→ Written request
Select every line containing the word "labels" from the material, and copy those lines.

→ Input
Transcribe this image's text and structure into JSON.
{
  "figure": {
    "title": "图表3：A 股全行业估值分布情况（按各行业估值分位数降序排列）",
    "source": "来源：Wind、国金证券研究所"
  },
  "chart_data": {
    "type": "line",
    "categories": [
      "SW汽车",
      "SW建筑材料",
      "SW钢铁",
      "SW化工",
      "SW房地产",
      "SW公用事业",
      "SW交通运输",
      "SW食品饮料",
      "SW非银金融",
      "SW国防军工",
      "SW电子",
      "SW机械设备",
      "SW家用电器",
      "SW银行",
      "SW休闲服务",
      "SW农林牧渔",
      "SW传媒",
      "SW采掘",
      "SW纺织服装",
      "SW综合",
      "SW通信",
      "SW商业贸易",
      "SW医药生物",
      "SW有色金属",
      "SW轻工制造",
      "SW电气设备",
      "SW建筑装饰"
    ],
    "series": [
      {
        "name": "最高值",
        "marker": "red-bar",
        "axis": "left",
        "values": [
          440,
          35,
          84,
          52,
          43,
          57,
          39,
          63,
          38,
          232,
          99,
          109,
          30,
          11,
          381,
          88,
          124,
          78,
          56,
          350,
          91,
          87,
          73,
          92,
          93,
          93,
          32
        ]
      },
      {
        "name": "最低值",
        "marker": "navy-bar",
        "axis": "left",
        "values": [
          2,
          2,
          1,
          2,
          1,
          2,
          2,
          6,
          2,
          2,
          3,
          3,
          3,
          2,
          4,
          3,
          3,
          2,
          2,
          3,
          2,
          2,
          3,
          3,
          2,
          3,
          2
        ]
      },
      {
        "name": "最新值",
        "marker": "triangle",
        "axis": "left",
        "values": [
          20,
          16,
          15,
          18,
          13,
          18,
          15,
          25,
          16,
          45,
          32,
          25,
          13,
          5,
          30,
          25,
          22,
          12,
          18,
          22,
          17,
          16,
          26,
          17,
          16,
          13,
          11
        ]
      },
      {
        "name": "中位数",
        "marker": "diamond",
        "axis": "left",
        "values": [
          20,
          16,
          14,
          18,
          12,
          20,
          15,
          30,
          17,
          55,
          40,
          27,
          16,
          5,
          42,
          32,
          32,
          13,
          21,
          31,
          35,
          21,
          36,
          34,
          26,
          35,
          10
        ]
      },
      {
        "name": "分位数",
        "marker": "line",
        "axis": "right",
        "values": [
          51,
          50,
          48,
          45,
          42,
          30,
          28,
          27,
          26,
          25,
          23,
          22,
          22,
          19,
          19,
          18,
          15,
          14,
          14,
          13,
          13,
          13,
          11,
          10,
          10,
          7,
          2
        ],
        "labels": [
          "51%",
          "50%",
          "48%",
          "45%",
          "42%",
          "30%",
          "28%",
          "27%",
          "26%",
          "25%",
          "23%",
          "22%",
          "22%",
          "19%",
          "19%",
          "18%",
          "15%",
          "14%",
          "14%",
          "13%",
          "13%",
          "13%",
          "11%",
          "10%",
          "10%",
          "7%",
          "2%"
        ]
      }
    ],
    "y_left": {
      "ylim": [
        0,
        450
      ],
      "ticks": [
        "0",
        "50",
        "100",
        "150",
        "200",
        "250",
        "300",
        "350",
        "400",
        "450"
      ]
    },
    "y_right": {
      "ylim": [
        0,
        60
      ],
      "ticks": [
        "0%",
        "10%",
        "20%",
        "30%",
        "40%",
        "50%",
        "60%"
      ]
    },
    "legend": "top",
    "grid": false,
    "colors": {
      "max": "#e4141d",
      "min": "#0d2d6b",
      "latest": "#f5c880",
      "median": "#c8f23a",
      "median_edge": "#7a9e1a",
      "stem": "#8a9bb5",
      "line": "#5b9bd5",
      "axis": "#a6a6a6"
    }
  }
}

---

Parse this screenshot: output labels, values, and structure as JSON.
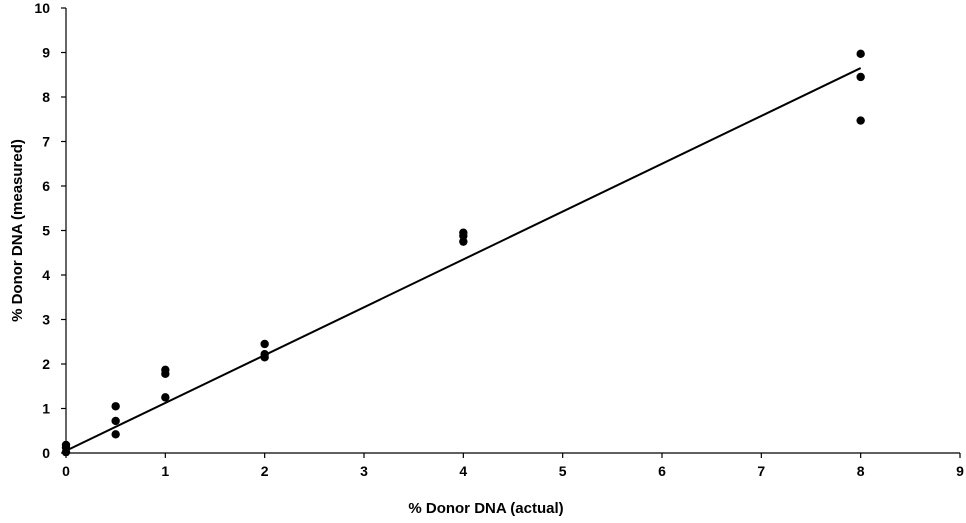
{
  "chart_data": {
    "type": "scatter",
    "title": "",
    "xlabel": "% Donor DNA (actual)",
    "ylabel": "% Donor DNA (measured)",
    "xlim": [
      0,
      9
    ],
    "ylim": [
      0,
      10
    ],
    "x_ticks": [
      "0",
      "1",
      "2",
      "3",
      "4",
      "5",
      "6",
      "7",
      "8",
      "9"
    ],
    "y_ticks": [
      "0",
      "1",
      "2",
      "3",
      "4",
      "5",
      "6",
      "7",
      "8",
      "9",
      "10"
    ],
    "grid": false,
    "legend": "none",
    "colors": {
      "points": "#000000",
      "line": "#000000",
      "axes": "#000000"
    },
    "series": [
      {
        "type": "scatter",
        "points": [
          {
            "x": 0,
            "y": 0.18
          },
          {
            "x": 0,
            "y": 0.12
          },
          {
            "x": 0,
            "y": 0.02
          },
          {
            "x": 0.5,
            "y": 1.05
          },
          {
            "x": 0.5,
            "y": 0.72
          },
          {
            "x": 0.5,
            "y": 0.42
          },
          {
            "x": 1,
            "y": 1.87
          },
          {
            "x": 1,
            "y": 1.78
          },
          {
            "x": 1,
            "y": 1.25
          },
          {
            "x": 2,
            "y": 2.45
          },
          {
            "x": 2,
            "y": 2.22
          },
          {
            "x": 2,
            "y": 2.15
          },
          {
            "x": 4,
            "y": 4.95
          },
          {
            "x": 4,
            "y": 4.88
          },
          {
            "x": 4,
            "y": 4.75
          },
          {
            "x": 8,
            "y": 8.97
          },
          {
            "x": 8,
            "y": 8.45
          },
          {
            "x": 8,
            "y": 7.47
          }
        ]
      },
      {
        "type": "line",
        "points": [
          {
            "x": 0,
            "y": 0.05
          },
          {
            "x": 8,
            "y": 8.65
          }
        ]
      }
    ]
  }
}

→ Right answer
        "labels": [
Parse this screenshot: output labels, values, and structure as JSON.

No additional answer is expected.